Data for this task:
-=-=-=-=-

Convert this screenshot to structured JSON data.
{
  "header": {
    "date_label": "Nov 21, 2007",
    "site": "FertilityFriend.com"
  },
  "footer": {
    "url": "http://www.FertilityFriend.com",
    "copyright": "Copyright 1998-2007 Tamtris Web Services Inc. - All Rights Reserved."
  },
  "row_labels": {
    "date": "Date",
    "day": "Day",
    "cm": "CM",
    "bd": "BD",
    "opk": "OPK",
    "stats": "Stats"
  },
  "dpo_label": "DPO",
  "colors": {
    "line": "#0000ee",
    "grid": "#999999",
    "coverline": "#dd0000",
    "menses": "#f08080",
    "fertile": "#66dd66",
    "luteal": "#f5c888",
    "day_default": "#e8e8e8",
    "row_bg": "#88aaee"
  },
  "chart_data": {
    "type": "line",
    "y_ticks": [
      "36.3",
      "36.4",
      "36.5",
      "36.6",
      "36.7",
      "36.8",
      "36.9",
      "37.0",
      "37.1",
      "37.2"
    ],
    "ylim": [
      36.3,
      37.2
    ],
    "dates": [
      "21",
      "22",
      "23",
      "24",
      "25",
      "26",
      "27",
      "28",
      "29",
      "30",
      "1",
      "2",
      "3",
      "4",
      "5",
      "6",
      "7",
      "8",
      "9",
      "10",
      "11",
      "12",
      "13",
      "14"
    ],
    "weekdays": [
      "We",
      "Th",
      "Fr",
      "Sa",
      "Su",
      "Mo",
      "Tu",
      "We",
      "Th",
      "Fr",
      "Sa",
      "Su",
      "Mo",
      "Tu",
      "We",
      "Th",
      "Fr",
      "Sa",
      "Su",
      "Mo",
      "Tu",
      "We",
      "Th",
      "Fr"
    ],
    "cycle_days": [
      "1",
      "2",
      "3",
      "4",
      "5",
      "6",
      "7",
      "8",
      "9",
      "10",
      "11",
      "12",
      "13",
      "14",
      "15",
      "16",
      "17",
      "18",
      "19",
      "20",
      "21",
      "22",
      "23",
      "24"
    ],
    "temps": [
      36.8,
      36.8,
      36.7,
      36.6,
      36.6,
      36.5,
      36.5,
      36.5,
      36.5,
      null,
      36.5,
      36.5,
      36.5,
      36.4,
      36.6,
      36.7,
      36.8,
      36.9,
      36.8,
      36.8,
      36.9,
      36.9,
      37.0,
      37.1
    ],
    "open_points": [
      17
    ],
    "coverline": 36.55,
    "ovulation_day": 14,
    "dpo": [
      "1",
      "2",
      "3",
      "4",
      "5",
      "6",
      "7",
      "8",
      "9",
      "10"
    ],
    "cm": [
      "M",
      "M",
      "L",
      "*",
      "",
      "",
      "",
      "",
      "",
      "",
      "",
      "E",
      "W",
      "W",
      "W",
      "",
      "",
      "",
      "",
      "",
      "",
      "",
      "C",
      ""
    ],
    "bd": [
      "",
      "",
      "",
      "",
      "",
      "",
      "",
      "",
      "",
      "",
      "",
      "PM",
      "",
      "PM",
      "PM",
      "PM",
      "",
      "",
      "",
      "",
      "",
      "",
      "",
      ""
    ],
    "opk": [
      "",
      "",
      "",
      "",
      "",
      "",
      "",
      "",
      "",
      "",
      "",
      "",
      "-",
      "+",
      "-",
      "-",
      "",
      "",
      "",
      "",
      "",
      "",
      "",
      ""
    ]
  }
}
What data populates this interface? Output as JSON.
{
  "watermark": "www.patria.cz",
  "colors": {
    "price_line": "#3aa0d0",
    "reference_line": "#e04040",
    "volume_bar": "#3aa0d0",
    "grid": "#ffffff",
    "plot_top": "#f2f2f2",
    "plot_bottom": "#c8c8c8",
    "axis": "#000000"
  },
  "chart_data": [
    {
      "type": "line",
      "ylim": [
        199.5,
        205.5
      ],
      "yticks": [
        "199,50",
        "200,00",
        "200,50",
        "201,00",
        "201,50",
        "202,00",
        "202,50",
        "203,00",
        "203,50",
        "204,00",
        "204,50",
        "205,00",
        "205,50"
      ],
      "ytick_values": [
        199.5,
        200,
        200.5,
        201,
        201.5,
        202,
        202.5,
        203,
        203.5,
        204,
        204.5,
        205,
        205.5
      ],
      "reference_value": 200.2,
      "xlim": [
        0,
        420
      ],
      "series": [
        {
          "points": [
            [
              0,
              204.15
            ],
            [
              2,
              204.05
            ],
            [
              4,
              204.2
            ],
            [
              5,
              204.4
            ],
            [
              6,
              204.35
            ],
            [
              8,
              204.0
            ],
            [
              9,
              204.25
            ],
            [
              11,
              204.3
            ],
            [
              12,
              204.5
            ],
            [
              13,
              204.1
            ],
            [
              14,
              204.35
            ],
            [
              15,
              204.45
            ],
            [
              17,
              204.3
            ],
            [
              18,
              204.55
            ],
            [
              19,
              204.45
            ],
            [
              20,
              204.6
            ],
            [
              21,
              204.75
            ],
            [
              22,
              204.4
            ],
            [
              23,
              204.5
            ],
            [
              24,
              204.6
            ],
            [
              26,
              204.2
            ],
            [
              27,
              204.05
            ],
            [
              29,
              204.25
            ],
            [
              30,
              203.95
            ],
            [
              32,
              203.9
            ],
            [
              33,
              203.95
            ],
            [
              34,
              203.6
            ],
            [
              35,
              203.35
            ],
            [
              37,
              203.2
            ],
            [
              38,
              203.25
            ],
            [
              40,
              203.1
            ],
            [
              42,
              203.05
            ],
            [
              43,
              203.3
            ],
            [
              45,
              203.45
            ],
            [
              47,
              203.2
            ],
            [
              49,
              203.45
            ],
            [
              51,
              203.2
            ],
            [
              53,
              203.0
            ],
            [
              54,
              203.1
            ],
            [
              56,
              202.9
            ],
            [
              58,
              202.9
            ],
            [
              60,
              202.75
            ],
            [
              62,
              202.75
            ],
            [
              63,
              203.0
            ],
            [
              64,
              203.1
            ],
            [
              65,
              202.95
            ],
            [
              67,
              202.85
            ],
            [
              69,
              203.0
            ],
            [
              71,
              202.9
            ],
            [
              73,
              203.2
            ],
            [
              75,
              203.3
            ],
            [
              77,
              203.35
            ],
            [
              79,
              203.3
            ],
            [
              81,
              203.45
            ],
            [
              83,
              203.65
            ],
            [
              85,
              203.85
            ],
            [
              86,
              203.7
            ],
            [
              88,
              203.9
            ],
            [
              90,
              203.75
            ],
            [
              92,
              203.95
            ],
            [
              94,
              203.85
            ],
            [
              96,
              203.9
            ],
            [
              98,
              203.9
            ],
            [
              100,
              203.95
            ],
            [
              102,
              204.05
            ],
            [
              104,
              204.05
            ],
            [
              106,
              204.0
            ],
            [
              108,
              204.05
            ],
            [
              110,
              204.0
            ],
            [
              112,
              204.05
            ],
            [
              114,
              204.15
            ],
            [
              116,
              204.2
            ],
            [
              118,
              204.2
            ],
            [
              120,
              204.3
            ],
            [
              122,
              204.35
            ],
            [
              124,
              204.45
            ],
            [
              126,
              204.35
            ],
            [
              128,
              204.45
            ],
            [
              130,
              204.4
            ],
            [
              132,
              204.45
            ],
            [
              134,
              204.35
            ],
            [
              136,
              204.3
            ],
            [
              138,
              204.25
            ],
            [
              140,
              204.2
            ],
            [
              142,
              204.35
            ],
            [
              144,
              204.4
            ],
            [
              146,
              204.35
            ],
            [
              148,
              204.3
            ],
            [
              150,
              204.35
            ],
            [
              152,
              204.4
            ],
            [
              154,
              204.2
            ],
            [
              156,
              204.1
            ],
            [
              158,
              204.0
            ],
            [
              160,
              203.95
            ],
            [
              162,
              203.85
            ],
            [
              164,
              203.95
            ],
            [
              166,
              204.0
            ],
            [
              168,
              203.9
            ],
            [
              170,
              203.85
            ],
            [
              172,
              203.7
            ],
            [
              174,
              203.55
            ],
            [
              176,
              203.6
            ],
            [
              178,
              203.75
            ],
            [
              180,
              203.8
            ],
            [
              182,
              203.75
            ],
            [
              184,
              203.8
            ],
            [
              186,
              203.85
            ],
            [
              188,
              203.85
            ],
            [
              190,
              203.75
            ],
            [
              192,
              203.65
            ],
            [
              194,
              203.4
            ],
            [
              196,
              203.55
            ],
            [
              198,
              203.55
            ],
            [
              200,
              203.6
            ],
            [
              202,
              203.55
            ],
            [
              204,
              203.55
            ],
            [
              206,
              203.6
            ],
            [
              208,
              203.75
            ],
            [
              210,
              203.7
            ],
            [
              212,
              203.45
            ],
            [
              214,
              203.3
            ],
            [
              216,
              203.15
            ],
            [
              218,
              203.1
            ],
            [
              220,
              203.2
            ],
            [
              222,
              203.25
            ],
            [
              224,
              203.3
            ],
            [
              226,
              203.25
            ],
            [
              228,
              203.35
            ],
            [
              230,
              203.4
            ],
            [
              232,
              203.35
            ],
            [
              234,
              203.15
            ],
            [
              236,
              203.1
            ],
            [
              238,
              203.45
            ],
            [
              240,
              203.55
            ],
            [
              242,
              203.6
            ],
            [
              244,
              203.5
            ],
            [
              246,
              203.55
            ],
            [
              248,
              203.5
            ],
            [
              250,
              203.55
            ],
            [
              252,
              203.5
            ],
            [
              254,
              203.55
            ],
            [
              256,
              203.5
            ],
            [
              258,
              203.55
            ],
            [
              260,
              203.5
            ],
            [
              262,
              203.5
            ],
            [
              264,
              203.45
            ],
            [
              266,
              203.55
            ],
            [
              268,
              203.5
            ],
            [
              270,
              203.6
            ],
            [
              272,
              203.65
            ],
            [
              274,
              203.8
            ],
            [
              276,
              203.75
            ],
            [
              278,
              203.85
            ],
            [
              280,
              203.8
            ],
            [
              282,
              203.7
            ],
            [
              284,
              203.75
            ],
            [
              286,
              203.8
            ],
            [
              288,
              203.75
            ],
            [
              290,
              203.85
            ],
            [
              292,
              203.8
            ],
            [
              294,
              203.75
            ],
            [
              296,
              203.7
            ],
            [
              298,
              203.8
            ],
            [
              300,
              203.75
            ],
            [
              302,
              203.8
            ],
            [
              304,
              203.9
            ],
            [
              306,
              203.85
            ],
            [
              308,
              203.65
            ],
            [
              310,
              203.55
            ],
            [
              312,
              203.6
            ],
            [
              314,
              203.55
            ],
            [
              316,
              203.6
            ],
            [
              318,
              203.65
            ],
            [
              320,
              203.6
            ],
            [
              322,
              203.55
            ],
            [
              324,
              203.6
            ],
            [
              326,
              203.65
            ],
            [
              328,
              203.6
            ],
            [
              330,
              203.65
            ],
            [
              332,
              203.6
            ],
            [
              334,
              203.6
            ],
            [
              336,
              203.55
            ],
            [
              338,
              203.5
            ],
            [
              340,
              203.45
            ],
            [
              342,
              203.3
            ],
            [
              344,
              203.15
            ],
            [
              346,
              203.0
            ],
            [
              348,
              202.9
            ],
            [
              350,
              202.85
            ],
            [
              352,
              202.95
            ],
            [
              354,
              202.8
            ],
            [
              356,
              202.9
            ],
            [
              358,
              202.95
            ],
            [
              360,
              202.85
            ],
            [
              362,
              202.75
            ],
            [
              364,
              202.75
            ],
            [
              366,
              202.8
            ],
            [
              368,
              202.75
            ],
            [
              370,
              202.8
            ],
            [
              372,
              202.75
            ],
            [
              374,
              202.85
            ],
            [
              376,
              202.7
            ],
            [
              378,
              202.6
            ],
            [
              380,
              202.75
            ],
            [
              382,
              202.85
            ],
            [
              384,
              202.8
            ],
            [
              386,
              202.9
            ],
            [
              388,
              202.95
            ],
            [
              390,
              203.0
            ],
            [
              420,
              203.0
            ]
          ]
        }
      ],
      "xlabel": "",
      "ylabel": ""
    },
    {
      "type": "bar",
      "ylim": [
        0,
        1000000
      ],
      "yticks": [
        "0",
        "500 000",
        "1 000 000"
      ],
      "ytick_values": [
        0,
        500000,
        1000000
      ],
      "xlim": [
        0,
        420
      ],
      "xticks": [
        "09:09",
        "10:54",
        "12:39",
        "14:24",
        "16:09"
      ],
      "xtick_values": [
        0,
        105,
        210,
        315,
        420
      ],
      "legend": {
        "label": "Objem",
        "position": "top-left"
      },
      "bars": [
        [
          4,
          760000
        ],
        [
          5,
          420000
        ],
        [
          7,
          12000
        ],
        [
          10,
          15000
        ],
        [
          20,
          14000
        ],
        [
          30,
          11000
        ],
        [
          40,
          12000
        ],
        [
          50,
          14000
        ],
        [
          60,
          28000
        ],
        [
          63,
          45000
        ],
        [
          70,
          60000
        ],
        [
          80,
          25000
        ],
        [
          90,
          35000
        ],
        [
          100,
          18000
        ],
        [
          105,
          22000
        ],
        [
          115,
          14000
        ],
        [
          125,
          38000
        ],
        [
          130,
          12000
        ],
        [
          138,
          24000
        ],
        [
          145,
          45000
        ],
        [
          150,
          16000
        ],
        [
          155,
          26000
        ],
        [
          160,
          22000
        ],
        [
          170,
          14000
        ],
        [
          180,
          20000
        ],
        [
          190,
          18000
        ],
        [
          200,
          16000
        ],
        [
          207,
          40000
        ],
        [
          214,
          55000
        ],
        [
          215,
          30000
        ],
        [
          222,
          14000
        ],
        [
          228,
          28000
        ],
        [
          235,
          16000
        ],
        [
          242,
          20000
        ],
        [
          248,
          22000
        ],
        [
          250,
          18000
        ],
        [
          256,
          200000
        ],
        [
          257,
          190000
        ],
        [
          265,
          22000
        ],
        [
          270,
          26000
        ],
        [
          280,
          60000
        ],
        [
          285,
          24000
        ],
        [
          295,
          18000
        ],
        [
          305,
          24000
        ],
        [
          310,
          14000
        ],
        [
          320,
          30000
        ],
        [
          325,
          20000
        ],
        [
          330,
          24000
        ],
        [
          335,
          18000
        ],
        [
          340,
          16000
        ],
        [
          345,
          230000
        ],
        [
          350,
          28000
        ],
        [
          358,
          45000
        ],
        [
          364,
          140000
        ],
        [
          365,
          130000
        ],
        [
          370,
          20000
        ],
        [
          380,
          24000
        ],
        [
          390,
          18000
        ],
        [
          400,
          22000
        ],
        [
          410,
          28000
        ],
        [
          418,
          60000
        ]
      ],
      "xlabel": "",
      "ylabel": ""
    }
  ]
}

-=-=-=-=-

Exercise brief: Identify and list each line with the word "FertilityFriend".

Answer to the problem:
    "site": "FertilityFriend.com"
    "url": "http://www.FertilityFriend.com",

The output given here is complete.